— begin INFORMATION PROVIDED —

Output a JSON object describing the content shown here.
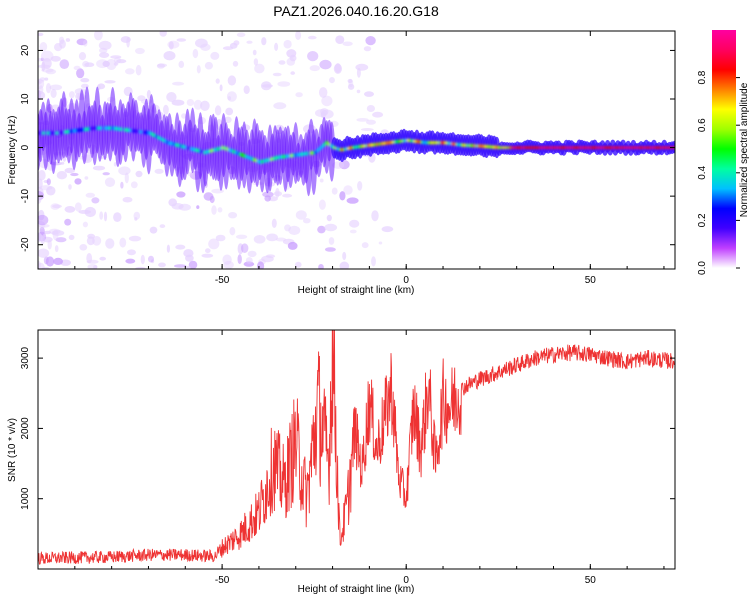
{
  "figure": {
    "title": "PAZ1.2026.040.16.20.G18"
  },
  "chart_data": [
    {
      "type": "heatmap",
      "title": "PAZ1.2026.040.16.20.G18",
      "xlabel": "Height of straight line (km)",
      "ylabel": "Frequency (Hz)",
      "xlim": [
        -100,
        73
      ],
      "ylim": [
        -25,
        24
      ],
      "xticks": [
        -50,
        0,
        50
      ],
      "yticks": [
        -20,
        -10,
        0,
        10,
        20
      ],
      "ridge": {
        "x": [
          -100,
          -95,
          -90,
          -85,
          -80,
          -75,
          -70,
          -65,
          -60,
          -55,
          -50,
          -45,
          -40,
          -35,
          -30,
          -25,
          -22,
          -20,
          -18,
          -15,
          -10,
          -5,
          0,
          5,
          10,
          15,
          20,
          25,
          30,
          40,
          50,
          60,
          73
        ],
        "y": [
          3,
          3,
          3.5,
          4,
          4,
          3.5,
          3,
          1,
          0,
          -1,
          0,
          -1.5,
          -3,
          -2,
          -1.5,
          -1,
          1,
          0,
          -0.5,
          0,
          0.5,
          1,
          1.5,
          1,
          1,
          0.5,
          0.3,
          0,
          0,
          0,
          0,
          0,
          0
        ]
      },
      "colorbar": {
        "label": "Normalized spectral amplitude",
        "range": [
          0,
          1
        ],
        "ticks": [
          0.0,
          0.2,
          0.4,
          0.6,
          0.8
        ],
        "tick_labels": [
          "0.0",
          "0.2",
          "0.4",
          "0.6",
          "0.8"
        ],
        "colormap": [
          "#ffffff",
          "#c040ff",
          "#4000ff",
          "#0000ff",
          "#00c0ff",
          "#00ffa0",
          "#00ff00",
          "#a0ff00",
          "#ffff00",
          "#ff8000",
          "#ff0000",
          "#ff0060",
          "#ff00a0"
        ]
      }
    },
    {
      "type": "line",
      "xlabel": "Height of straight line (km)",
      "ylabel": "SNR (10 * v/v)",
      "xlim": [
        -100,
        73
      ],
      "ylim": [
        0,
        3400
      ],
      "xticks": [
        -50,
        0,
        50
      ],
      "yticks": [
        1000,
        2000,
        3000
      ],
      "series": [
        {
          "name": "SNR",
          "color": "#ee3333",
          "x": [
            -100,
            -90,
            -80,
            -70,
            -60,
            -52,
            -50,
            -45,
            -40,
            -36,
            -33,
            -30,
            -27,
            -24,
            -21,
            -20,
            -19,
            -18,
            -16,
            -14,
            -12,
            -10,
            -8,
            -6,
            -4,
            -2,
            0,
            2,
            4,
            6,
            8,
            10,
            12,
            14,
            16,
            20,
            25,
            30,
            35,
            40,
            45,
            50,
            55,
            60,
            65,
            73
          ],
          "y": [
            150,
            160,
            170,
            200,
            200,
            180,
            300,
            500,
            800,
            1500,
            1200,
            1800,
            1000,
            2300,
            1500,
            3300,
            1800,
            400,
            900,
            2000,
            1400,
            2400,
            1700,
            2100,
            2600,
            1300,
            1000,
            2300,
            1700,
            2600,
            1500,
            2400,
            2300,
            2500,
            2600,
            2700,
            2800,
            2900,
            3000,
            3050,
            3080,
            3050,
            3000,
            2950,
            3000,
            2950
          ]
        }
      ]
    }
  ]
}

— end INFORMATION PROVIDED —
— begin INFORMATION PROVIDED —

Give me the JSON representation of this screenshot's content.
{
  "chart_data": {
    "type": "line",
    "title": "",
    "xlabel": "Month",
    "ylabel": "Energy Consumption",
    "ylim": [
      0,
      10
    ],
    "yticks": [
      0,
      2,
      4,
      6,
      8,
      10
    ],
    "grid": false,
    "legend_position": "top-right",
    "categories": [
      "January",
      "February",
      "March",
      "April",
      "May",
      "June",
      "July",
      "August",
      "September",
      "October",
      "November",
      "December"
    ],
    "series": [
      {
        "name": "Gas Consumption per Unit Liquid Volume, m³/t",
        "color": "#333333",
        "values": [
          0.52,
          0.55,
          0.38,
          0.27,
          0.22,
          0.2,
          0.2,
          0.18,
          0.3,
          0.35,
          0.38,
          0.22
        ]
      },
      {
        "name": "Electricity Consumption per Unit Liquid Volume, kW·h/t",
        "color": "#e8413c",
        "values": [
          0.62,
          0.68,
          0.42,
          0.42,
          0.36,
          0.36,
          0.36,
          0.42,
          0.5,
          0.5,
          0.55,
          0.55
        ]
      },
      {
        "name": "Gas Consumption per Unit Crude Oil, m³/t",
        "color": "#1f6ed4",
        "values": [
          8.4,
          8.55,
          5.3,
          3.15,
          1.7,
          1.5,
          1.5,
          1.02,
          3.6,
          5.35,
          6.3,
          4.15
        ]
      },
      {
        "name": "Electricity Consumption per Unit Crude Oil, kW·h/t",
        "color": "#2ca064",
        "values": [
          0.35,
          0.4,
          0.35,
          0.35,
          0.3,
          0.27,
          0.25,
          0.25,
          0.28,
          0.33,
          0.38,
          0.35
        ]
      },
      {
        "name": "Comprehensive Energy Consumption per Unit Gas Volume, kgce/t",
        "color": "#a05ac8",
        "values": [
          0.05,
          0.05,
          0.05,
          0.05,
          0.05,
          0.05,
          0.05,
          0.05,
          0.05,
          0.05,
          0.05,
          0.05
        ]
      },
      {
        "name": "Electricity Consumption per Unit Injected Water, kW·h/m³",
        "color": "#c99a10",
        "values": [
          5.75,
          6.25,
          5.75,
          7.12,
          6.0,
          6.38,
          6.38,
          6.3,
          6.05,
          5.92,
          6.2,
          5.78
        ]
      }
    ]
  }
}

— end INFORMATION PROVIDED —

TASK GOAL
From the entries, report each line that includes the word "Crude".

ANSWER TO THE EXERCISE
        "name": "Gas Consumption per Unit Crude Oil, m³/t",
        "name": "Electricity Consumption per Unit Crude Oil, kW·h/t",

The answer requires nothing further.